▶ _Usando as informações_
- 1) Responda às perguntas abaixo com base no texto sobre a molécula contra o câncer.
(a) Em que instituição o estudo foi conduzido?
(b) Em que ano os trabalhos começaram?
(c) Quantas das estruturas nanométricas caberiam no diâmetro de um fio de cabelo humano?
- 2) Indique se cada afirmação concorda com o texto sobre a molécula contra o câncer. Responda sim ou não e cite as palavras do texto que decidem a questão.
(a) A molécula analisada foi descrita por um pesquisador da Universidade de Tel Aviv.
(b) A molécula se dissolvia facilmente sem perder atividade.
(c) José Emilio Fehr Pereira Lopes formou-se na Faculdade de Medicina de Catanduva.
- 3) Transcreva do texto sobre a molécula contra o câncer o trecho que começa em "José Emilio Fehr Pereira Lopes desenvolveu" e segue até "e modelagem computacional.".

#### Documento de origem

José Emilio Fehr Pereira Lopes desenvolveu molécula com IA que destrói seletivamente células cancerígenas, usando nanotecnologia e apoptose.
Origem da pesquisa inovadora
O cientista brasileiro José Emilio Fehr Pereira Lopes, formado pela Faculdade de Medicina de Catanduva, conduziu o estudo na Harvard Medical School. Os trabalhos iniciaram em 2009. A equipe analisou uma molécula oleosa descrita por Elieser Flescher, da Universidade de Tel Aviv.
Essa molécula era difícil de dissolver sem perder atividade. Assim, surgiu a ideia de encapsulá-la em um “cavalo de Troia” nanométrico. Cerca de 200 mil dessas estruturas caberiam no diâmetro de um fio de cabelo humano.
Estratégia com nanotecnologia
A pesquisa baseou-se na biologia tumoral. Células cancerígenas produzem energia diferente das saudáveis. José Emilio uniu engenharia molecular, bioenergia e modelagem computacional.

########
#### Material fornecido

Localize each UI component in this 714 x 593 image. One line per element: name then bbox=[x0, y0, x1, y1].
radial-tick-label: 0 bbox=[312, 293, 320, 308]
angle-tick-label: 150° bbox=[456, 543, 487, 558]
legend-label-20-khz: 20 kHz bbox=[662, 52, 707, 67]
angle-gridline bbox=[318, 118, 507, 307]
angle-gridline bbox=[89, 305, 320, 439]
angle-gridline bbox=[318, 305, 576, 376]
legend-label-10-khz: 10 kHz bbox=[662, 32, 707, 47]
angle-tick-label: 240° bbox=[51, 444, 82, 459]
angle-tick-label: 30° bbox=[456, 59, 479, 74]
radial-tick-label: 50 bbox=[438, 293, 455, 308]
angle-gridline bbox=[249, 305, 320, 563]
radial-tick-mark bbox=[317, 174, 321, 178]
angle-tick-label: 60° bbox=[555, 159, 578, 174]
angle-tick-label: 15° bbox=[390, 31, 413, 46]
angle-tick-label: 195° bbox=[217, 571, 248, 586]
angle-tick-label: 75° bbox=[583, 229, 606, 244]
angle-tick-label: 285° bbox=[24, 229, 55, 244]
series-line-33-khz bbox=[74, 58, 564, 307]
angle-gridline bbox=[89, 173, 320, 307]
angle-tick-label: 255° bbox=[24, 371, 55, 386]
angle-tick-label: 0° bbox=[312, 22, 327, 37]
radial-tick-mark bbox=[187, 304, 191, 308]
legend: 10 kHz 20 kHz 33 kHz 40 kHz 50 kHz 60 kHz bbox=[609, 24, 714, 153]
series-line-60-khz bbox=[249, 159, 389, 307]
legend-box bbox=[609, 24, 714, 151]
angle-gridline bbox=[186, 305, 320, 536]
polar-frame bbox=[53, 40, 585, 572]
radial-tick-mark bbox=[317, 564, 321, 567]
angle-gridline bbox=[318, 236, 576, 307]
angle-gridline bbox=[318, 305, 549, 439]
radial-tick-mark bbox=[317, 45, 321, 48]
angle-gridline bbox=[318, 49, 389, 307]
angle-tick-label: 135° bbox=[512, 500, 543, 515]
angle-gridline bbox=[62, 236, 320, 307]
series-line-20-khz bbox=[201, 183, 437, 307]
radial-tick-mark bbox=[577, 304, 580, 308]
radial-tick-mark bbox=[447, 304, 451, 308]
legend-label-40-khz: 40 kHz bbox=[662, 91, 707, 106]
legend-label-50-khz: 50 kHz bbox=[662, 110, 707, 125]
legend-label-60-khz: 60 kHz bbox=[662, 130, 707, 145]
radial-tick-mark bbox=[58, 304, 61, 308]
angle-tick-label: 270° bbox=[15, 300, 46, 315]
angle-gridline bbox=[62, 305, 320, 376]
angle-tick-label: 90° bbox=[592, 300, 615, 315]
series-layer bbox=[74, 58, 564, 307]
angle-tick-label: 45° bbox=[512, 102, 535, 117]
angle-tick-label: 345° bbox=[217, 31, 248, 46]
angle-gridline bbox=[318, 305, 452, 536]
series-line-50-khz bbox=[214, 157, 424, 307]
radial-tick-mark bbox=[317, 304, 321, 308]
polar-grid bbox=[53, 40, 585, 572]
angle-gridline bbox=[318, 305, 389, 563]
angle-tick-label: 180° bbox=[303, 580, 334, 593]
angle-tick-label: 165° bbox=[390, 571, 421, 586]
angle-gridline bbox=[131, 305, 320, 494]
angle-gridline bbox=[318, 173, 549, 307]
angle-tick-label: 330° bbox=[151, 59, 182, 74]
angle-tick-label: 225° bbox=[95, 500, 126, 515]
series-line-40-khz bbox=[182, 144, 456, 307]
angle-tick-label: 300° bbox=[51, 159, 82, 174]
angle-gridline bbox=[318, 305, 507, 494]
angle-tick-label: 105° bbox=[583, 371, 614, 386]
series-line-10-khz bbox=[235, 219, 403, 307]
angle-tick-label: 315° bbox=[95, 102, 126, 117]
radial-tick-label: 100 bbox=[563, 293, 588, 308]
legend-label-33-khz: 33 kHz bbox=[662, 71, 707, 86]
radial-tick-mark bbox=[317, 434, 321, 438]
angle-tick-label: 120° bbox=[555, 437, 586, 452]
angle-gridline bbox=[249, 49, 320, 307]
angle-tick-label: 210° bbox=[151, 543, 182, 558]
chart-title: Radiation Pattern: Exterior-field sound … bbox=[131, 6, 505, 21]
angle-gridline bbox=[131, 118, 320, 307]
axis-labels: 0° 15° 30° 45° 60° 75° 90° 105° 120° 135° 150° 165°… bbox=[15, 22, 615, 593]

########

▶ _Respostas das tarefas_
- 1)
(a) Na Harvard Medical School.
(b) Em 2009.
(c) Cerca de 200 mil.

- 2)
(a) Sim: "A equipe analisou uma molécula oleosa descrita por Elieser Flescher, da Universidade de Tel Aviv."
(b) Não: "Essa molécula era difícil de dissolver sem perder atividade."
(c) Sim: "formado pela Faculdade de Medicina de Catanduva"

- 3)
José Emilio Fehr Pereira Lopes desenvolveu molécula com IA que destrói seletivamente células cancerígenas, usando nanotecnologia e apoptose.
Origem da pesquisa inovadora
O cientista brasileiro José Emilio Fehr Pereira Lopes, formado pela Faculdade de Medicina de Catanduva, conduziu o estudo na Harvard Medical School. Os trabalhos iniciaram em 2009. A equipe analisou uma molécula oleosa descrita por Elieser Flescher, da Universidade de Tel Aviv.
Essa molécula era difícil de dissolver sem perder atividade. Assim, surgiu a ideia de encapsulá-la em um “cavalo de Troia” nanométrico. Cerca de 200 mil dessas estruturas caberiam no diâmetro de um fio de cabelo humano.
Estratégia com nanotecnologia
A pesquisa baseou-se na biologia tumoral. Células cancerígenas produzem energia diferente das saudáveis. José Emilio uniu engenharia molecular, bioenergia e modelagem computacional.